Records from a data collection

----------

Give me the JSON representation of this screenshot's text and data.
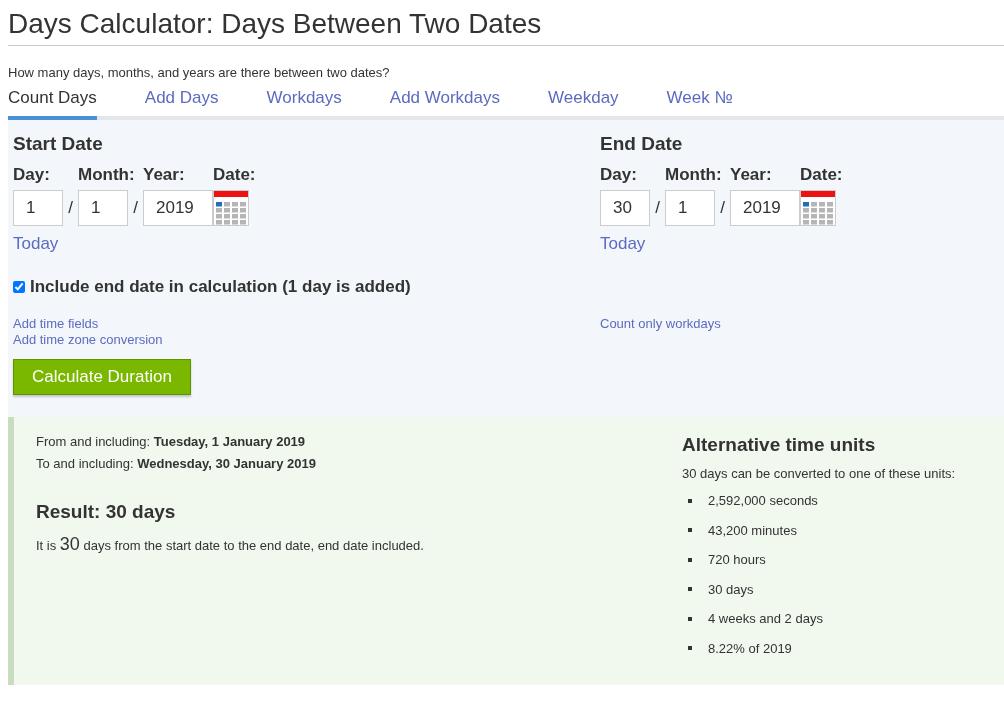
{
  "title": "Days Calculator: Days Between Two Dates",
  "subtitle": "How many days, months, and years are there between two dates?",
  "tabs": [
    {
      "label": "Count Days",
      "selected": true
    },
    {
      "label": "Add Days",
      "selected": false
    },
    {
      "label": "Workdays",
      "selected": false
    },
    {
      "label": "Add Workdays",
      "selected": false
    },
    {
      "label": "Weekday",
      "selected": false
    },
    {
      "label": "Week №",
      "selected": false
    }
  ],
  "dates": [
    {
      "heading": "Start Date",
      "day_label": "Day:",
      "month_label": "Month:",
      "year_label": "Year:",
      "date_label": "Date:",
      "day": "1",
      "month": "1",
      "year": "2019",
      "separator": "/",
      "today": "Today",
      "links": [
        "Add time fields",
        "Add time zone conversion"
      ]
    },
    {
      "heading": "End Date",
      "day_label": "Day:",
      "month_label": "Month:",
      "year_label": "Year:",
      "date_label": "Date:",
      "day": "30",
      "month": "1",
      "year": "2019",
      "separator": "/",
      "today": "Today",
      "links": [
        "Count only workdays"
      ]
    }
  ],
  "include_end": {
    "label": "Include end date in calculation (1 day is added)",
    "checked": true
  },
  "calculate_button": "Calculate Duration",
  "result": {
    "from_label": "From and including:",
    "from_value": "Tuesday, 1 January 2019",
    "to_label": "To and including:",
    "to_value": "Wednesday, 30 January 2019",
    "heading": "Result: 30 days",
    "sentence_start": "It is",
    "number": "30",
    "sentence_end": "days from the start date to the end date, end date included."
  },
  "alternative": {
    "heading": "Alternative time units",
    "intro": "30 days can be converted to one of these units:",
    "units": [
      "2,592,000 seconds",
      "43,200 minutes",
      "720 hours",
      "30 days",
      "4 weeks and 2 days",
      "8.22% of 2019"
    ]
  }
}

----------

Without including the pictures, reproduce all entries exactly.

Give me the JSON representation of this screenshot's text and data.
{
  "title": "Days Calculator: Days Between Two Dates",
  "subtitle": "How many days, months, and years are there between two dates?",
  "tabs": [
    {
      "label": "Count Days",
      "selected": true
    },
    {
      "label": "Add Days",
      "selected": false
    },
    {
      "label": "Workdays",
      "selected": false
    },
    {
      "label": "Add Workdays",
      "selected": false
    },
    {
      "label": "Weekday",
      "selected": false
    },
    {
      "label": "Week №",
      "selected": false
    }
  ],
  "dates": [
    {
      "heading": "Start Date",
      "day_label": "Day:",
      "month_label": "Month:",
      "year_label": "Year:",
      "date_label": "Date:",
      "day": "1",
      "month": "1",
      "year": "2019",
      "separator": "/",
      "today": "Today",
      "links": [
        "Add time fields",
        "Add time zone conversion"
      ]
    },
    {
      "heading": "End Date",
      "day_label": "Day:",
      "month_label": "Month:",
      "year_label": "Year:",
      "date_label": "Date:",
      "day": "30",
      "month": "1",
      "year": "2019",
      "separator": "/",
      "today": "Today",
      "links": [
        "Count only workdays"
      ]
    }
  ],
  "include_end": {
    "label": "Include end date in calculation (1 day is added)",
    "checked": true
  },
  "calculate_button": "Calculate Duration",
  "result": {
    "from_label": "From and including:",
    "from_value": "Tuesday, 1 January 2019",
    "to_label": "To and including:",
    "to_value": "Wednesday, 30 January 2019",
    "heading": "Result: 30 days",
    "sentence_start": "It is",
    "number": "30",
    "sentence_end": "days from the start date to the end date, end date included."
  },
  "alternative": {
    "heading": "Alternative time units",
    "intro": "30 days can be converted to one of these units:",
    "units": [
      "2,592,000 seconds",
      "43,200 minutes",
      "720 hours",
      "30 days",
      "4 weeks and 2 days",
      "8.22% of 2019"
    ]
  }
}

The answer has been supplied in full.